Aim of the task: Identify each line below containing the string "جانفي" and copy it.

(Collection entries)
————————

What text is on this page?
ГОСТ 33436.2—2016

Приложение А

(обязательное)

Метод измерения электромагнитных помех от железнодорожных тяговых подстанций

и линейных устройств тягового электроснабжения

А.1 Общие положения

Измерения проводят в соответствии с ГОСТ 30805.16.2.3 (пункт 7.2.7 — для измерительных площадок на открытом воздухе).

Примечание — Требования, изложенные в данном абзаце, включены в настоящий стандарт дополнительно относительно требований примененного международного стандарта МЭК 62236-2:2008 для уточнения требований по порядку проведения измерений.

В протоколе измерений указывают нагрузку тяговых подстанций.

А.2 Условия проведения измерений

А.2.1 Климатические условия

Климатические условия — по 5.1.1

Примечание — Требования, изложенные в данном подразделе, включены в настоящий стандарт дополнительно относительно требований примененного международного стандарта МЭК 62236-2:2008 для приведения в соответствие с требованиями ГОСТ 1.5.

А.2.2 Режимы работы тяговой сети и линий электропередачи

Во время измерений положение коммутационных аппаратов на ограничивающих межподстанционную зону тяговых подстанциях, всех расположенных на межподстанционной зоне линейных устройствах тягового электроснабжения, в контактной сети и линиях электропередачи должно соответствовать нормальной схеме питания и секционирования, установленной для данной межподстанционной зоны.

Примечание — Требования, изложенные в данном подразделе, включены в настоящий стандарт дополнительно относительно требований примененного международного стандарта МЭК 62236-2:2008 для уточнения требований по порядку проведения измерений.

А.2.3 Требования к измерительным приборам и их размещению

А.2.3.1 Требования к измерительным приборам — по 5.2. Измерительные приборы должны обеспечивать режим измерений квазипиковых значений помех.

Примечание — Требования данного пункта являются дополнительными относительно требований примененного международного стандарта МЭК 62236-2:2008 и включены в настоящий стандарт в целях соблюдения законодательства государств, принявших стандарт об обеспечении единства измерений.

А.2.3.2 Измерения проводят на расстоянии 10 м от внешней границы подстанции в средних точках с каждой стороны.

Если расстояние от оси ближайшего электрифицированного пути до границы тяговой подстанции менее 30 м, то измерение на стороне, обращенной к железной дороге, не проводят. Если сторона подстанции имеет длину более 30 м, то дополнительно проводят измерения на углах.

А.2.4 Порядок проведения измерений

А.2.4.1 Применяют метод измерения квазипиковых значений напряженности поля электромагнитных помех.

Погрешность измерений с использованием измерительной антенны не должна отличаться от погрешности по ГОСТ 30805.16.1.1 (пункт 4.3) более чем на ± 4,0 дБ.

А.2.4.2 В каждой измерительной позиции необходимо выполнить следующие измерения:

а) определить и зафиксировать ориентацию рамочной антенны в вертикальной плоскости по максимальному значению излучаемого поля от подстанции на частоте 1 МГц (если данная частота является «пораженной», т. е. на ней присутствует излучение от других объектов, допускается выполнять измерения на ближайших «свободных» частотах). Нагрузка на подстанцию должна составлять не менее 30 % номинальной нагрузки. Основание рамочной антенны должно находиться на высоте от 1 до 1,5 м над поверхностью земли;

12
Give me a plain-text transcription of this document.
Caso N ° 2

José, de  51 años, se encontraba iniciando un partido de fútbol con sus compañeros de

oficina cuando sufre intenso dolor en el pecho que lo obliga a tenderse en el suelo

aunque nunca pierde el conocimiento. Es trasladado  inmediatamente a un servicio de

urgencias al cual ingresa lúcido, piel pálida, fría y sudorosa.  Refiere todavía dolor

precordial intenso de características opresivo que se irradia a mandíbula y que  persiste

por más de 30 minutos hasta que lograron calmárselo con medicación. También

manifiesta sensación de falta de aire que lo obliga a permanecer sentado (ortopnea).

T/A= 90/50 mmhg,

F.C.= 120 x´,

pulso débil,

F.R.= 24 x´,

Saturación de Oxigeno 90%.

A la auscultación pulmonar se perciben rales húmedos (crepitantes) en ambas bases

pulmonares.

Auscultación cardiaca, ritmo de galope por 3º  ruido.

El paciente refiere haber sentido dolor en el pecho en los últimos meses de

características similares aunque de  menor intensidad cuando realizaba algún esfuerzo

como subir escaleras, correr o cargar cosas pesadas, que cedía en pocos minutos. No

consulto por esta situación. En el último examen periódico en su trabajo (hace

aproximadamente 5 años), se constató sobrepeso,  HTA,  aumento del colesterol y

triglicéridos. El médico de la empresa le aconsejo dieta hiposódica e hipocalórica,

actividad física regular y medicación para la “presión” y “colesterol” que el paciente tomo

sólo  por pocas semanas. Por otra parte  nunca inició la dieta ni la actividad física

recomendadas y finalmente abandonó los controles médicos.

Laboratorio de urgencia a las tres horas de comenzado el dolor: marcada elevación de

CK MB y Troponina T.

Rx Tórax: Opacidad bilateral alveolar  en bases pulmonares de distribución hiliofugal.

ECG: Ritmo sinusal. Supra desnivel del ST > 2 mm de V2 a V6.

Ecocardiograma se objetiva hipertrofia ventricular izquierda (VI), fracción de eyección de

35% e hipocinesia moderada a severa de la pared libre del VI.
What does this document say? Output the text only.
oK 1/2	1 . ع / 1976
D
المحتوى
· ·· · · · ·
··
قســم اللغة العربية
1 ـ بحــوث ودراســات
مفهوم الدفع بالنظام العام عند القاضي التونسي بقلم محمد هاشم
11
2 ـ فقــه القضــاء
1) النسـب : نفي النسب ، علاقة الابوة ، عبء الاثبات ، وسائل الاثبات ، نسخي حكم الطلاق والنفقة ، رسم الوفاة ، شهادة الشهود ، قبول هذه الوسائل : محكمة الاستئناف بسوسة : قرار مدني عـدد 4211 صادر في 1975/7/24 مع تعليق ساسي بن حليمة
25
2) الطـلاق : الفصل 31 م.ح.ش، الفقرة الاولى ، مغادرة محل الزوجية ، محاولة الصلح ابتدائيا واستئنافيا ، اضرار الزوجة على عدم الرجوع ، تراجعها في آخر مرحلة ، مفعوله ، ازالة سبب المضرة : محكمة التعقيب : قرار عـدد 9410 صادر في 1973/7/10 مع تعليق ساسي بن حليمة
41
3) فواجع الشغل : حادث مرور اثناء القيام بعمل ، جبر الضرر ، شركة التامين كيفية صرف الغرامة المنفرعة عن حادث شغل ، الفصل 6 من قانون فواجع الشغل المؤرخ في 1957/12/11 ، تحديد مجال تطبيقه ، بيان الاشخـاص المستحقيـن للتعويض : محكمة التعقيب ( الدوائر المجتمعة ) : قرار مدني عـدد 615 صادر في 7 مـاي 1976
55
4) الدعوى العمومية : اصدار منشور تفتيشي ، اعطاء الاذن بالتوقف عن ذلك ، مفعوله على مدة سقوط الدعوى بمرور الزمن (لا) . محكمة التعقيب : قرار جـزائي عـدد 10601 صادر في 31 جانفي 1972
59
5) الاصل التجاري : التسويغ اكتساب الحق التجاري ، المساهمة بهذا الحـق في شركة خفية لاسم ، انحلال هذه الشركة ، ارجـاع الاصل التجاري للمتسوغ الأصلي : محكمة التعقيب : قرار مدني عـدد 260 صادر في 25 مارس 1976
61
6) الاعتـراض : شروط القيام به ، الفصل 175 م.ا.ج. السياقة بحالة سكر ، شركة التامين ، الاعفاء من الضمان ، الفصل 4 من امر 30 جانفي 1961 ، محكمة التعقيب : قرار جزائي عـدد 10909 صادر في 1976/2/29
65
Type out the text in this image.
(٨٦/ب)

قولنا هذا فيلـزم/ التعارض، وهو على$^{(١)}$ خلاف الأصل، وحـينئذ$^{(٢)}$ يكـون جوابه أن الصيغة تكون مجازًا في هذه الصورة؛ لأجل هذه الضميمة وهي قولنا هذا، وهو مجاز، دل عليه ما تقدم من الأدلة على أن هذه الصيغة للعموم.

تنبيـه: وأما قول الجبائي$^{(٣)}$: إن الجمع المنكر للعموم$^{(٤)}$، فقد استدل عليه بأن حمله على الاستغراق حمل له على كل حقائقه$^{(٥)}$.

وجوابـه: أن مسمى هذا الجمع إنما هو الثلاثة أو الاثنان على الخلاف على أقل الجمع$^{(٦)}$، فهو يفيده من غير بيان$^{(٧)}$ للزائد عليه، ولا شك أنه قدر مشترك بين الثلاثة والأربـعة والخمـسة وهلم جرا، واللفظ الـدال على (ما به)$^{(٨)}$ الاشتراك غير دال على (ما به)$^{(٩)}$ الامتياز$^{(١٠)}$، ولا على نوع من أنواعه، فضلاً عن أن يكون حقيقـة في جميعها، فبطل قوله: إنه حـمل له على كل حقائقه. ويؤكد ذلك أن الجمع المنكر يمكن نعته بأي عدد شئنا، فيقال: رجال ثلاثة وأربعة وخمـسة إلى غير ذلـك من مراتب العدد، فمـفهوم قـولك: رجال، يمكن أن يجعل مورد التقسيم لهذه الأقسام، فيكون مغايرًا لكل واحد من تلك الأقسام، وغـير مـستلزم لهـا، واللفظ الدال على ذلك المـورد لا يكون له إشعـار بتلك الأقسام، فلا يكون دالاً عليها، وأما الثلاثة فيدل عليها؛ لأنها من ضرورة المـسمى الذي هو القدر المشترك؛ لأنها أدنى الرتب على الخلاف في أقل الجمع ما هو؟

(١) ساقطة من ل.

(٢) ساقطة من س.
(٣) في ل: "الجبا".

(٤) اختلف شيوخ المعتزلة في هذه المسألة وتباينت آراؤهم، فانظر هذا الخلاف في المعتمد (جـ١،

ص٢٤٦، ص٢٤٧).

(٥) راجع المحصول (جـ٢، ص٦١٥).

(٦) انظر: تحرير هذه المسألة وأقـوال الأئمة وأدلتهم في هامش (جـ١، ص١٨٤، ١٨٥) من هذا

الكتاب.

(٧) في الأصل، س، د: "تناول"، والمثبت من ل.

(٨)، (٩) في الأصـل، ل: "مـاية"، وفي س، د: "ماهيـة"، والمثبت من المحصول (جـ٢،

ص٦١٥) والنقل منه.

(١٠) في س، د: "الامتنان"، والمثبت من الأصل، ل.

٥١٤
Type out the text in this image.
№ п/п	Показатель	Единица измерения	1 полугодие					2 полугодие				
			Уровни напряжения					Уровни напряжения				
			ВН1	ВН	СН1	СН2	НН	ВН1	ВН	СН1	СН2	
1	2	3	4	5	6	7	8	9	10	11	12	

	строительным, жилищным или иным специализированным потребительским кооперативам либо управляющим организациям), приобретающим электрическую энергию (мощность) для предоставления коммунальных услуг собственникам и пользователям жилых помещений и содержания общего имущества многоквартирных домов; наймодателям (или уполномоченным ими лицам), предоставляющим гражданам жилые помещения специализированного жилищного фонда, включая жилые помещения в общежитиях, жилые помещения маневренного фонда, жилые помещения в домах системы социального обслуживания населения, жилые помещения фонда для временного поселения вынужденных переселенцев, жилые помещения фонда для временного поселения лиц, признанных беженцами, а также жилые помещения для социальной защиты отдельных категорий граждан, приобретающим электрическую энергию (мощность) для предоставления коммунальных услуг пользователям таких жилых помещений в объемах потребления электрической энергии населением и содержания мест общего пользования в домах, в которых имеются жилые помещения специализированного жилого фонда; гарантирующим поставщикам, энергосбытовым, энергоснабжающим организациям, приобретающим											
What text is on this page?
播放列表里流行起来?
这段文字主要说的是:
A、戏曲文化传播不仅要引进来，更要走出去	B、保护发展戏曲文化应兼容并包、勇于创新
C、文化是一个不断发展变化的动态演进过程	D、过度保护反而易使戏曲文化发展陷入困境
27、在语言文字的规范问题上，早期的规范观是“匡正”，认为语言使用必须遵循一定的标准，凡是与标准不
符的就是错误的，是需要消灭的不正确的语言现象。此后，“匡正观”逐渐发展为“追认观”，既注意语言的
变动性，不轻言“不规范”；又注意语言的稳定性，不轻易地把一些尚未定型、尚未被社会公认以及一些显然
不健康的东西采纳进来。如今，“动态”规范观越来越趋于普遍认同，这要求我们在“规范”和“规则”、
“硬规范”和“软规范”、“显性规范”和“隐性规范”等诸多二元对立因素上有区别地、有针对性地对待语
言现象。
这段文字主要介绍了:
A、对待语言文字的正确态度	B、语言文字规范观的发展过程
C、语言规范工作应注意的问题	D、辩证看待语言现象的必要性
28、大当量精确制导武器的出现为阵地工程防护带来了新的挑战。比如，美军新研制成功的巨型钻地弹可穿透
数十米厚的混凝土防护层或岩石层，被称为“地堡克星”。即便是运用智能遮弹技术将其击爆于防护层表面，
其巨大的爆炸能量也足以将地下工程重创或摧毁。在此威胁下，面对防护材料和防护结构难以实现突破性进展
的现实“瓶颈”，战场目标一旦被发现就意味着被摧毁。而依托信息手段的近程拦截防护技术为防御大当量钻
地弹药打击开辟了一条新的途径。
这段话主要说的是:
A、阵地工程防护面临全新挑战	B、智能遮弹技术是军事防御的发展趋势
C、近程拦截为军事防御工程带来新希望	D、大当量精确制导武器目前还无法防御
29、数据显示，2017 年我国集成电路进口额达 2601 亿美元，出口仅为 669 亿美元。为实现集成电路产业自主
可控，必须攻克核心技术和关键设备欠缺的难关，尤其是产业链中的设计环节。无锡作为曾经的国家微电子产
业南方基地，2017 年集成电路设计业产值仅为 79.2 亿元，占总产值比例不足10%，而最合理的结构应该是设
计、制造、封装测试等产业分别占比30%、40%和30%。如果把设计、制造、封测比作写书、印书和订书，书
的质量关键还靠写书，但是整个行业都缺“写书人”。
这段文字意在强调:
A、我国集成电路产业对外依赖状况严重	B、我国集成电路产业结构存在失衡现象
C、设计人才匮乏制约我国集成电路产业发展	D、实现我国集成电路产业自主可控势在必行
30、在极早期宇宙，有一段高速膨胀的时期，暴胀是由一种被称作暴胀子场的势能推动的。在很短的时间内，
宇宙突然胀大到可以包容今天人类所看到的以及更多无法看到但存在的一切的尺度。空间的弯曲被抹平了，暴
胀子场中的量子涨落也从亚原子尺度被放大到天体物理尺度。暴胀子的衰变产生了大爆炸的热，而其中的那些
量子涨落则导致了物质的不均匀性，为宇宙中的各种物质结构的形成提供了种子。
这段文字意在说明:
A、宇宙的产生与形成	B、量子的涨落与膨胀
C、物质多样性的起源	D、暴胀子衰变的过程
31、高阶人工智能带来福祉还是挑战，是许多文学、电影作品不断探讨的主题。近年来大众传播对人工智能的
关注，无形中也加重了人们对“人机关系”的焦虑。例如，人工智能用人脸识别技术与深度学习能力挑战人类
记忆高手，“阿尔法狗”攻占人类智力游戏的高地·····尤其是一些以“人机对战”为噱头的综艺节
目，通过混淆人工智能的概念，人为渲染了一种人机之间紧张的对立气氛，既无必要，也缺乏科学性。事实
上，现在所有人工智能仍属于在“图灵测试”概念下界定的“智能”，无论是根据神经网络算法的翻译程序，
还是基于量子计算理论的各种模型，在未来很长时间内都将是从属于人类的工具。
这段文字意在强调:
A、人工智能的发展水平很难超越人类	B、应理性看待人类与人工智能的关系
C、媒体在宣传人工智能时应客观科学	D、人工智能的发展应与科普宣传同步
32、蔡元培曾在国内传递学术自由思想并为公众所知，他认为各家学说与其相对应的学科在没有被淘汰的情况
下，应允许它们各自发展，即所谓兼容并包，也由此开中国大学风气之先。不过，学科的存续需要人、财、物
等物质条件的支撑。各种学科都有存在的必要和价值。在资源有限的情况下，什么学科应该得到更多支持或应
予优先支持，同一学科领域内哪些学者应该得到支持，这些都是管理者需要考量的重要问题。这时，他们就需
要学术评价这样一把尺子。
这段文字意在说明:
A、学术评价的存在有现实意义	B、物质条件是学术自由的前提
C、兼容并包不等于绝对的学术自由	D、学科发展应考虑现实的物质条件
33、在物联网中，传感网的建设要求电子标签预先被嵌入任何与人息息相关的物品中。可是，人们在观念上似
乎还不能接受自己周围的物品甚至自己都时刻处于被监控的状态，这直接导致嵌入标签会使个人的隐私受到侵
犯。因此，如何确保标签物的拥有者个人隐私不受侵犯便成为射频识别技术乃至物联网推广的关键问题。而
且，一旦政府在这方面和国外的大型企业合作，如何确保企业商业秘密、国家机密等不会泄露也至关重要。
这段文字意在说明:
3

————————

Answer in full:
4) الدعوى العمومية : اصدار منشور تفتيشي ، اعطاء الاذن بالتوقف عن ذلك ، مفعوله على مدة سقوط الدعوى بمرور الزمن (لا) . محكمة التعقيب : قرار جـزائي عـدد 10601 صادر في 31 جانفي 1972
6) الاعتـراض : شروط القيام به ، الفصل 175 م.ا.ج. السياقة بحالة سكر ، شركة التامين ، الاعفاء من الضمان ، الفصل 4 من امر 30 جانفي 1961 ، محكمة التعقيب : قرار جزائي عـدد 10909 صادر في 1976/2/29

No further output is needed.